▶ WRITTEN EXERCISE
For the records below, say how many lines contain the string "Your". Give the number only.

◇ ◇ ◇ ◇

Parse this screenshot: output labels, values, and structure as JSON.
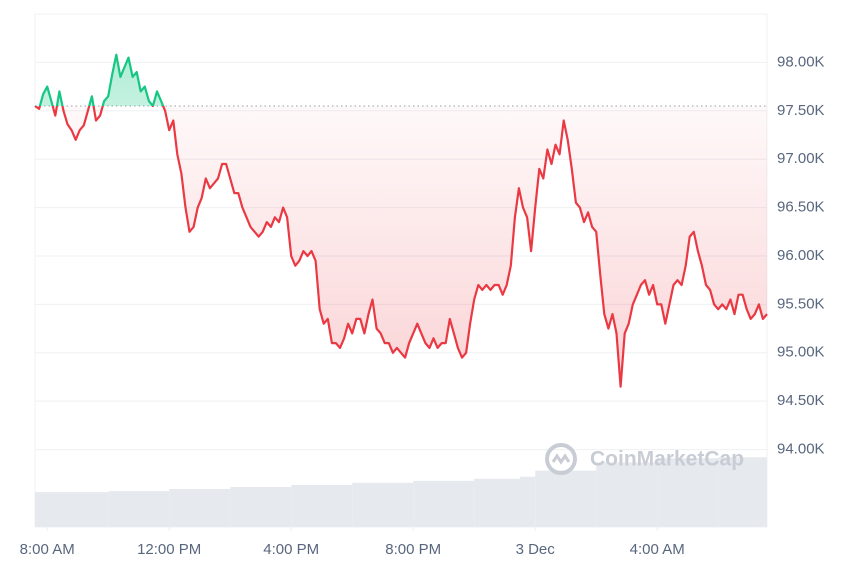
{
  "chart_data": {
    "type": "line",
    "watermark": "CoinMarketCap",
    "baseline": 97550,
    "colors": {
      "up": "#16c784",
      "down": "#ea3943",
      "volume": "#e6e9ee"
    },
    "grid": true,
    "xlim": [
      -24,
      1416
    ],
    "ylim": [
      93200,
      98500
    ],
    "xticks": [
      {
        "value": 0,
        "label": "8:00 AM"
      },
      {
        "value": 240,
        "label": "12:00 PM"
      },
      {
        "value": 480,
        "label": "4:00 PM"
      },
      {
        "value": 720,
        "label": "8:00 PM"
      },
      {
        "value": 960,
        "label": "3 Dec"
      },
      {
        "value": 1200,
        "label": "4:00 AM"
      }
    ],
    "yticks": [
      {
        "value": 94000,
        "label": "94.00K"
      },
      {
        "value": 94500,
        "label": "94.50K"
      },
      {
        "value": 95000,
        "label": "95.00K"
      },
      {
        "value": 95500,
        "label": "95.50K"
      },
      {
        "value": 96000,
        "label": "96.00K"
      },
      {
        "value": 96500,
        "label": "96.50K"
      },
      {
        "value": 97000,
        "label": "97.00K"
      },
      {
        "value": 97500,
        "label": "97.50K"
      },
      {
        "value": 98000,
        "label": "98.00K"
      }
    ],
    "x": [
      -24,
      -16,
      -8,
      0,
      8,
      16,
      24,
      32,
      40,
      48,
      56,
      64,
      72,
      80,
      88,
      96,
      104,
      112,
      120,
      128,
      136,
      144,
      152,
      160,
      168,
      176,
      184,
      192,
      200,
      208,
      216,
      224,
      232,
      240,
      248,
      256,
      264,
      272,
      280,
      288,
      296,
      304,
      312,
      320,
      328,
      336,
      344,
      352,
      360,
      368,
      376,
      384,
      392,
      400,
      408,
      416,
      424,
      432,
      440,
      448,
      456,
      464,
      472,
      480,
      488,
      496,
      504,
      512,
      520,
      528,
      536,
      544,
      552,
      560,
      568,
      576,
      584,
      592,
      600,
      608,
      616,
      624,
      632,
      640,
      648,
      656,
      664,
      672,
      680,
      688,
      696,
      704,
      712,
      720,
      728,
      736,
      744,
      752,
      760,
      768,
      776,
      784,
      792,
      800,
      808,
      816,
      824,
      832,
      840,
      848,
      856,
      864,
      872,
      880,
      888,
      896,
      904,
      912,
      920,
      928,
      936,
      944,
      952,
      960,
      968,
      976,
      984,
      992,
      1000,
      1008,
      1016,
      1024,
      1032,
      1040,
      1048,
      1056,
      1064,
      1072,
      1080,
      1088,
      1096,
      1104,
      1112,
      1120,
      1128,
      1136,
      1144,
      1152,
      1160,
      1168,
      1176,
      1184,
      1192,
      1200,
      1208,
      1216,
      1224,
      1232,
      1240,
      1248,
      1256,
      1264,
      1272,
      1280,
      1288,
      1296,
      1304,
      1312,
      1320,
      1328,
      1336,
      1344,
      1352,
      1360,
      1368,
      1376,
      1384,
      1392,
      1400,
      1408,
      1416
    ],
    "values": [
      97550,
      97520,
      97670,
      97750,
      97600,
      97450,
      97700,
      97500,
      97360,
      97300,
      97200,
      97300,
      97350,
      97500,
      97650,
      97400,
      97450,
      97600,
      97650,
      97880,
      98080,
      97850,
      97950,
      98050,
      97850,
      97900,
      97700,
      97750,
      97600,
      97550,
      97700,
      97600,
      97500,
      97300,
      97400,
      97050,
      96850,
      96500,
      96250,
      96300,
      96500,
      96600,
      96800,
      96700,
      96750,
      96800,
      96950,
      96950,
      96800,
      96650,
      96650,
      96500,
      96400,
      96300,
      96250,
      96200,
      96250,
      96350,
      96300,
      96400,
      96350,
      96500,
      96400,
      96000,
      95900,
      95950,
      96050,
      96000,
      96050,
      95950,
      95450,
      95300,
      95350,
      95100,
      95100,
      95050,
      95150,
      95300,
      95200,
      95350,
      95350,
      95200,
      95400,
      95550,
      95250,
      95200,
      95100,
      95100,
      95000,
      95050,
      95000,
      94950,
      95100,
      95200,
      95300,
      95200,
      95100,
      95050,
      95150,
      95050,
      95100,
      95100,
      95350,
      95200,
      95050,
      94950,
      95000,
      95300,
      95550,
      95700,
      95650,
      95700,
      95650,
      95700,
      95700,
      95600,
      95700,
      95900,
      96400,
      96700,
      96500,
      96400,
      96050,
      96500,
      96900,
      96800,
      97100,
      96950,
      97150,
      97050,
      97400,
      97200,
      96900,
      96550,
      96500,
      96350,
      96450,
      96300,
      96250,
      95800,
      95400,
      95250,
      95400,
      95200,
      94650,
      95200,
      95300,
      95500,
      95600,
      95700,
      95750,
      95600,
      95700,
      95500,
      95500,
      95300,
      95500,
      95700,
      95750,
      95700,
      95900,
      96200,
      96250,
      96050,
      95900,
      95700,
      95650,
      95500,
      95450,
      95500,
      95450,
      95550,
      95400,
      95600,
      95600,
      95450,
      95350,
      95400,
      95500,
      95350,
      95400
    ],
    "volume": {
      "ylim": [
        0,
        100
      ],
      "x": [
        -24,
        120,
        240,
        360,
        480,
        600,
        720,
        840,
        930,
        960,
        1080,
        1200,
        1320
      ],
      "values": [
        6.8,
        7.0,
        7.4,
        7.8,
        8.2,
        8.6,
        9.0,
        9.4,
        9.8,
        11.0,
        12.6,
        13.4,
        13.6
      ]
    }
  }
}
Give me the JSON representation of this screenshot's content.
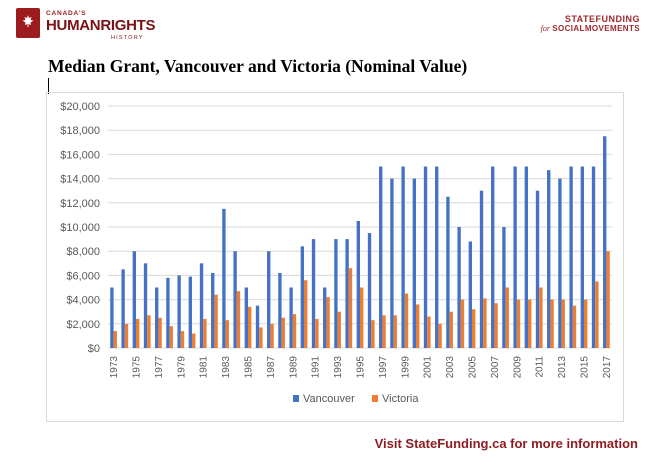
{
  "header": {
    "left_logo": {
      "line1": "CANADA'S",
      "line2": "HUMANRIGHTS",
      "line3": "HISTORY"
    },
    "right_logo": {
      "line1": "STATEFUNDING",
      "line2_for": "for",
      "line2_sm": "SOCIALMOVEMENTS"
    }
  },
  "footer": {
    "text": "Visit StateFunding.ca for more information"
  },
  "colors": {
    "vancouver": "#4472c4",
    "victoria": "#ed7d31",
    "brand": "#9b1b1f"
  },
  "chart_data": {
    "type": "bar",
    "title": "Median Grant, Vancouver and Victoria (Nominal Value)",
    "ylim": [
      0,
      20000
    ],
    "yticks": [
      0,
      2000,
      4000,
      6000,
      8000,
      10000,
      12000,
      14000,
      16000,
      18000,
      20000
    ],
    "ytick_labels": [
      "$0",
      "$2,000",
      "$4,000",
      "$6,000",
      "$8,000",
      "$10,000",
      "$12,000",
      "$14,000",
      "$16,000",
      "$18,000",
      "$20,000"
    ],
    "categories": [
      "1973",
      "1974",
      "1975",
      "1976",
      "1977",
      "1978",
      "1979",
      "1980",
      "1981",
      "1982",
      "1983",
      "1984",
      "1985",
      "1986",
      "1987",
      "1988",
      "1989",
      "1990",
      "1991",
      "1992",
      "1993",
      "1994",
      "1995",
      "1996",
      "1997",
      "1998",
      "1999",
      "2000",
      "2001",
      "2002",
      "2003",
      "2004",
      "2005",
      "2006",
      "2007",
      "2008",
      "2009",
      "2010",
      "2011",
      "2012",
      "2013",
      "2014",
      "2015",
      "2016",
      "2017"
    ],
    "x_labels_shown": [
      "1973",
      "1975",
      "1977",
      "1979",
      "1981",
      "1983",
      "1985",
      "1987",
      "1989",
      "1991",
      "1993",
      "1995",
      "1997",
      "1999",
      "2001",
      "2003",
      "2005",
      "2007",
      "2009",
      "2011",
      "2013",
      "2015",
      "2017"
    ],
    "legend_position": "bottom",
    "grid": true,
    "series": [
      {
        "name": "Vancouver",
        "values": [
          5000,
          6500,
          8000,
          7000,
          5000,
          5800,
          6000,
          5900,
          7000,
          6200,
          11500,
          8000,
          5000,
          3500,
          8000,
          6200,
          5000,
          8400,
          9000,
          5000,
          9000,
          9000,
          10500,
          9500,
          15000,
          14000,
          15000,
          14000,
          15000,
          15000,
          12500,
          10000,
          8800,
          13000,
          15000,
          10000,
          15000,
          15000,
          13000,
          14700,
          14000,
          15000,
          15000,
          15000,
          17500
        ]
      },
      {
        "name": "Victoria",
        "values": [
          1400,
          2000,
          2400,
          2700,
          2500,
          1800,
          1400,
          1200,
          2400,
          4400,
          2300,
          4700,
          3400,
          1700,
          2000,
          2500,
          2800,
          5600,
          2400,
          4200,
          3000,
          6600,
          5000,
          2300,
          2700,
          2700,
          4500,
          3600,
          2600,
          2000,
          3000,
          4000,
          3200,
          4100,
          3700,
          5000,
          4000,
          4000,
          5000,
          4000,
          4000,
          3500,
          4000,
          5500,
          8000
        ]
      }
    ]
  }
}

◇ ◇ ◇ ◇

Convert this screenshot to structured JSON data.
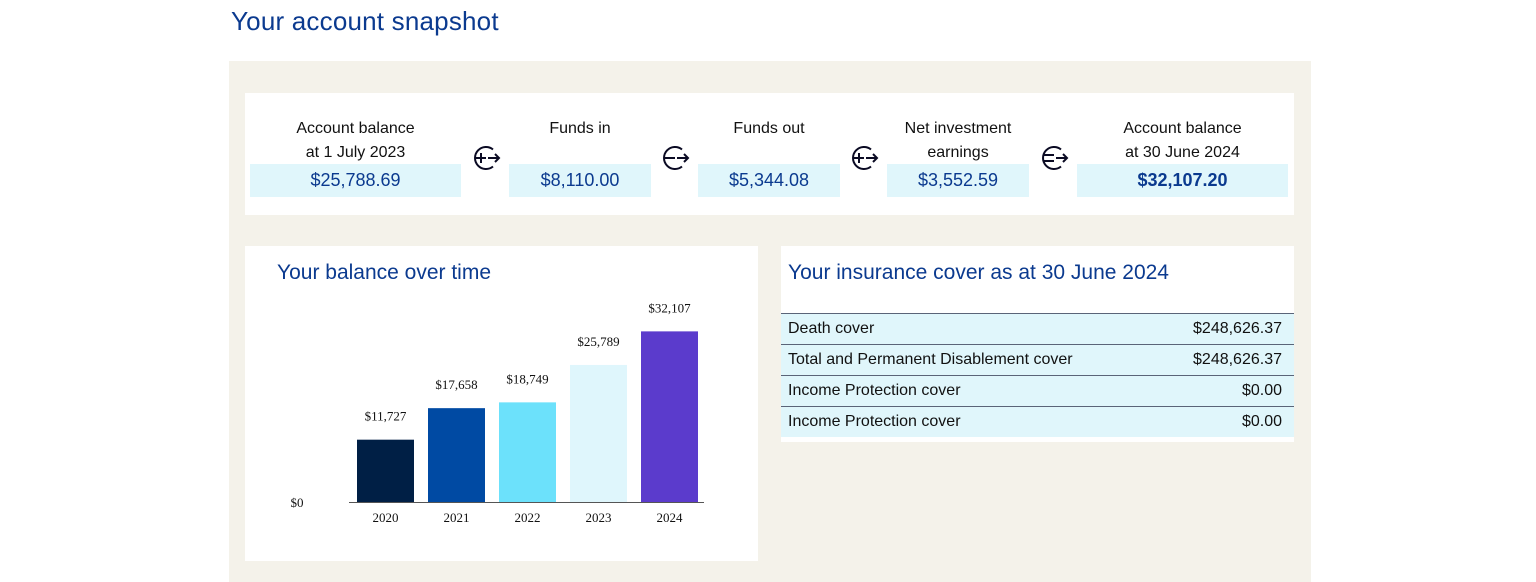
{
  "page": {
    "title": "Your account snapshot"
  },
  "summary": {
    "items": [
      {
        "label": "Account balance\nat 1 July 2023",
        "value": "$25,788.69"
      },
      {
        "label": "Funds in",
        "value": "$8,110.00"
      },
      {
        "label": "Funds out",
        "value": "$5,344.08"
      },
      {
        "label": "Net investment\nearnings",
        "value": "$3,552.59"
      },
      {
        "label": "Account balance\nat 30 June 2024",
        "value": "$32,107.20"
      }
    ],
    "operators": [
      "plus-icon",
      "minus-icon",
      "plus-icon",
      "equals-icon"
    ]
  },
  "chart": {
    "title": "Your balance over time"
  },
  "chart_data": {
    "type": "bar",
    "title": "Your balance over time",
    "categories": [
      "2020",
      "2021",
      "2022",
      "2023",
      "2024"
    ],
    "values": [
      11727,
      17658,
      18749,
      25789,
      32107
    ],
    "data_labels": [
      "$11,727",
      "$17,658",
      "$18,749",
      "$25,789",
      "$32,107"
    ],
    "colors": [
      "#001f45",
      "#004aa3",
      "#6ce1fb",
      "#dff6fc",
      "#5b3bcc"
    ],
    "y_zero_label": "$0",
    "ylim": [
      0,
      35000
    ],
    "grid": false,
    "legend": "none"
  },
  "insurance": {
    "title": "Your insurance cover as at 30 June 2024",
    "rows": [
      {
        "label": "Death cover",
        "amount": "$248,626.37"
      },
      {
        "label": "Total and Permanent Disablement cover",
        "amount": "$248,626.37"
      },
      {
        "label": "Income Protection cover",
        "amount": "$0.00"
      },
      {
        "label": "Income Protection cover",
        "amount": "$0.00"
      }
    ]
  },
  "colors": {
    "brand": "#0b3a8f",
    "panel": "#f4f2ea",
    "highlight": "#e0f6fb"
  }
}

◇ ◇ ◇ ◇

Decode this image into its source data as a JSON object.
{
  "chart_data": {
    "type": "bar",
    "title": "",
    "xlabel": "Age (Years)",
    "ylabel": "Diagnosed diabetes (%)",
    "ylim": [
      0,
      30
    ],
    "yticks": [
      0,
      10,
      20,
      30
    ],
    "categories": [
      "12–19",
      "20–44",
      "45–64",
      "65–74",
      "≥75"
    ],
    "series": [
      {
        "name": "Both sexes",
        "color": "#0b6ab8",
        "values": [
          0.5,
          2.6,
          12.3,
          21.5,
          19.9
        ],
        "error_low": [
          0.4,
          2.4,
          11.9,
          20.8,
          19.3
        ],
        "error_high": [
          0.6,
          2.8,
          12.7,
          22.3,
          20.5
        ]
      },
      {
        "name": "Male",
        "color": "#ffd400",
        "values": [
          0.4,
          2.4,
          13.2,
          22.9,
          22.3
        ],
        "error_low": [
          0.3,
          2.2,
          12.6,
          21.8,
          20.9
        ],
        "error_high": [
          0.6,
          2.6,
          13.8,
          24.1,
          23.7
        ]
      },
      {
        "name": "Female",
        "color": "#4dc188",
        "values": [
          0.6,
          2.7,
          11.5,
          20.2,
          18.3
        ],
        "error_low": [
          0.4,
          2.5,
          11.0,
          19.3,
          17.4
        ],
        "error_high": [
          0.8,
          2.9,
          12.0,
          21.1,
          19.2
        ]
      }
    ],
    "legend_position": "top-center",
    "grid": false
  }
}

◇ ◇ ◇ ◇

▶ SOLUTION TO THIS EXERCISE
4